> _AIM_: Would you transcribe the listing that follows, character for character, and omit its images?

* Begin SUPPLIED DATA *

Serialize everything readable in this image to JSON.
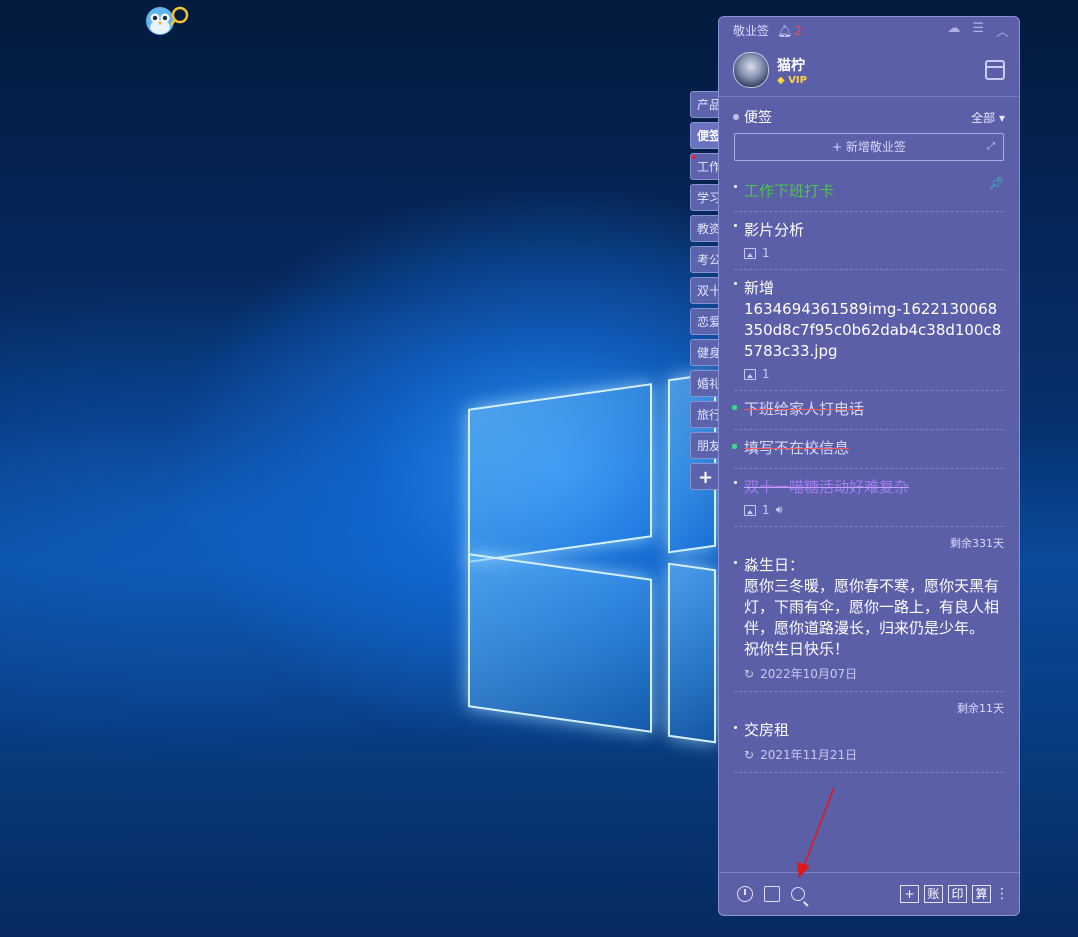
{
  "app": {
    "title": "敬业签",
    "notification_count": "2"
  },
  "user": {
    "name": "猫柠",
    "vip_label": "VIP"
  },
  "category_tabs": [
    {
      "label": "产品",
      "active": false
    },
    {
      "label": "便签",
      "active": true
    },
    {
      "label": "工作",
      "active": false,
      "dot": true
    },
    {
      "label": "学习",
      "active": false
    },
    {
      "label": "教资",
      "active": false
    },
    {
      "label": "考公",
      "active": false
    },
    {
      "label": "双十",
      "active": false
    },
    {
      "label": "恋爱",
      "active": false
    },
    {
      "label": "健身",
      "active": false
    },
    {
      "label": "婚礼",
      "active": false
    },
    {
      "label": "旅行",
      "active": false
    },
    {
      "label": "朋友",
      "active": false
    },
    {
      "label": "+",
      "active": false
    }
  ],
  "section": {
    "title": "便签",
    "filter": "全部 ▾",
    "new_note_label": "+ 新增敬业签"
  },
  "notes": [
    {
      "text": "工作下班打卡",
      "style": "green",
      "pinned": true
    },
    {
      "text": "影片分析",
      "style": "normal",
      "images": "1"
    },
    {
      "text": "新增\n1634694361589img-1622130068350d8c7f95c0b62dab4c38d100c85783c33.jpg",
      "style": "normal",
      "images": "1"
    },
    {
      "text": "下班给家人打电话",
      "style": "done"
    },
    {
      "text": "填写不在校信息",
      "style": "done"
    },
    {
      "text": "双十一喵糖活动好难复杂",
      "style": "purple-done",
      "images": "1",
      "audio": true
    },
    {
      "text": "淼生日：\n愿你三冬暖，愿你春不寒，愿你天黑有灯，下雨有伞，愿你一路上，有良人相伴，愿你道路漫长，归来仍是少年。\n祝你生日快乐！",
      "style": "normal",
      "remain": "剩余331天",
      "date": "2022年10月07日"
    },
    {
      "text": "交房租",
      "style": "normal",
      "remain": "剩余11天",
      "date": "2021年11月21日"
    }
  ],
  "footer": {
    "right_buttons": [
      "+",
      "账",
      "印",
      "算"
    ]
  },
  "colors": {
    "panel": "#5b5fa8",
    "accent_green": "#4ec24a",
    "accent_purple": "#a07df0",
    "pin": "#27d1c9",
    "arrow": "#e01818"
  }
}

* End SUPPLIED DATA *

> _EXERCISE ANSWER_:
Serialize everything readable in this image to JSON.
{
  "app": {
    "title": "敬业签",
    "notification_count": "2"
  },
  "user": {
    "name": "猫柠",
    "vip_label": "VIP"
  },
  "category_tabs": [
    {
      "label": "产品",
      "active": false
    },
    {
      "label": "便签",
      "active": true
    },
    {
      "label": "工作",
      "active": false,
      "dot": true
    },
    {
      "label": "学习",
      "active": false
    },
    {
      "label": "教资",
      "active": false
    },
    {
      "label": "考公",
      "active": false
    },
    {
      "label": "双十",
      "active": false
    },
    {
      "label": "恋爱",
      "active": false
    },
    {
      "label": "健身",
      "active": false
    },
    {
      "label": "婚礼",
      "active": false
    },
    {
      "label": "旅行",
      "active": false
    },
    {
      "label": "朋友",
      "active": false
    },
    {
      "label": "+",
      "active": false
    }
  ],
  "section": {
    "title": "便签",
    "filter": "全部 ▾",
    "new_note_label": "+ 新增敬业签"
  },
  "notes": [
    {
      "text": "工作下班打卡",
      "style": "green",
      "pinned": true
    },
    {
      "text": "影片分析",
      "style": "normal",
      "images": "1"
    },
    {
      "text": "新增\n1634694361589img-1622130068350d8c7f95c0b62dab4c38d100c85783c33.jpg",
      "style": "normal",
      "images": "1"
    },
    {
      "text": "下班给家人打电话",
      "style": "done"
    },
    {
      "text": "填写不在校信息",
      "style": "done"
    },
    {
      "text": "双十一喵糖活动好难复杂",
      "style": "purple-done",
      "images": "1",
      "audio": true
    },
    {
      "text": "淼生日：\n愿你三冬暖，愿你春不寒，愿你天黑有灯，下雨有伞，愿你一路上，有良人相伴，愿你道路漫长，归来仍是少年。\n祝你生日快乐！",
      "style": "normal",
      "remain": "剩余331天",
      "date": "2022年10月07日"
    },
    {
      "text": "交房租",
      "style": "normal",
      "remain": "剩余11天",
      "date": "2021年11月21日"
    }
  ],
  "footer": {
    "right_buttons": [
      "+",
      "账",
      "印",
      "算"
    ]
  },
  "colors": {
    "panel": "#5b5fa8",
    "accent_green": "#4ec24a",
    "accent_purple": "#a07df0",
    "pin": "#27d1c9",
    "arrow": "#e01818"
  }
}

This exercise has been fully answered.